* Start Stored rows *

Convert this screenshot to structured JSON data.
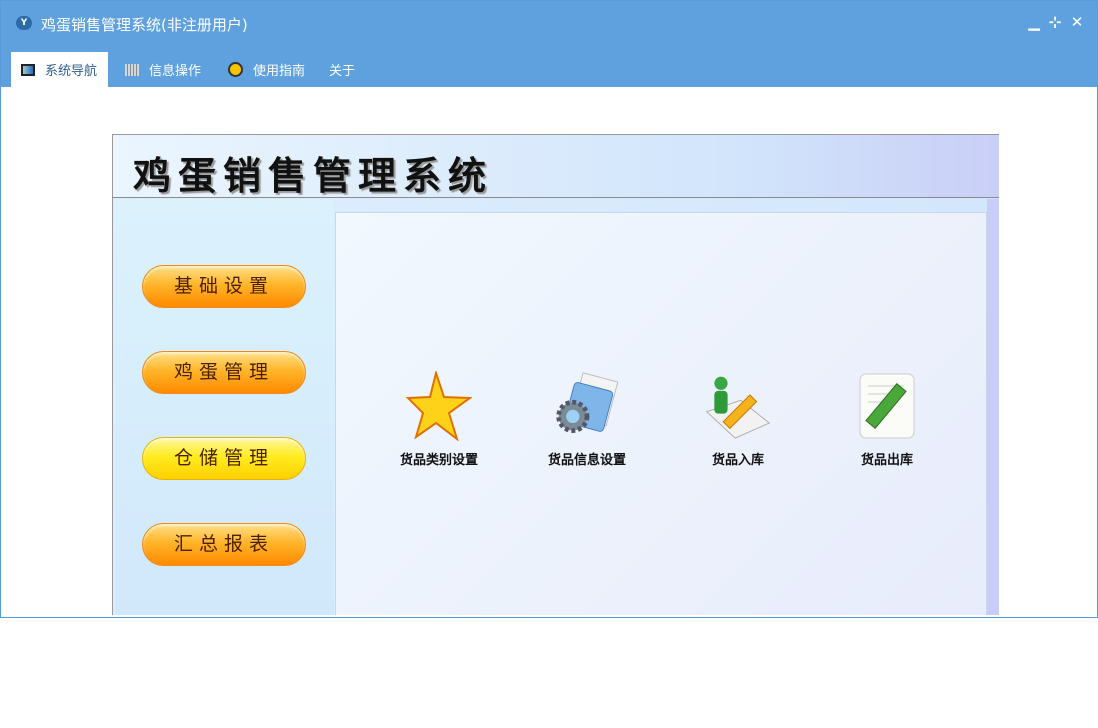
{
  "window": {
    "title": "鸡蛋销售管理系统(非注册用户)",
    "minimize": "▁",
    "restore": "⊹",
    "close": "✕",
    "app_icon": "Y"
  },
  "tabs": [
    {
      "label": "系统导航",
      "icon": "monitor-icon"
    },
    {
      "label": "信息操作",
      "icon": "grid-icon"
    },
    {
      "label": "使用指南",
      "icon": "help-icon"
    },
    {
      "label": "关于"
    }
  ],
  "header": {
    "title": "鸡蛋销售管理系统"
  },
  "nav": [
    "基础设置",
    "鸡蛋管理",
    "仓储管理",
    "汇总报表"
  ],
  "items": [
    {
      "label": "货品类别设置",
      "icon": "star-icon"
    },
    {
      "label": "货品信息设置",
      "icon": "gear-folder-icon"
    },
    {
      "label": "货品入库",
      "icon": "person-pencil-icon"
    },
    {
      "label": "货品出库",
      "icon": "document-pencil-icon"
    }
  ]
}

* End Stored rows *

§ **Stated problem**:
Track down the lines that include the word "pencil" and copy them.

§ **Expected answer**:
      "icon": "person-pencil-icon"
      "icon": "document-pencil-icon"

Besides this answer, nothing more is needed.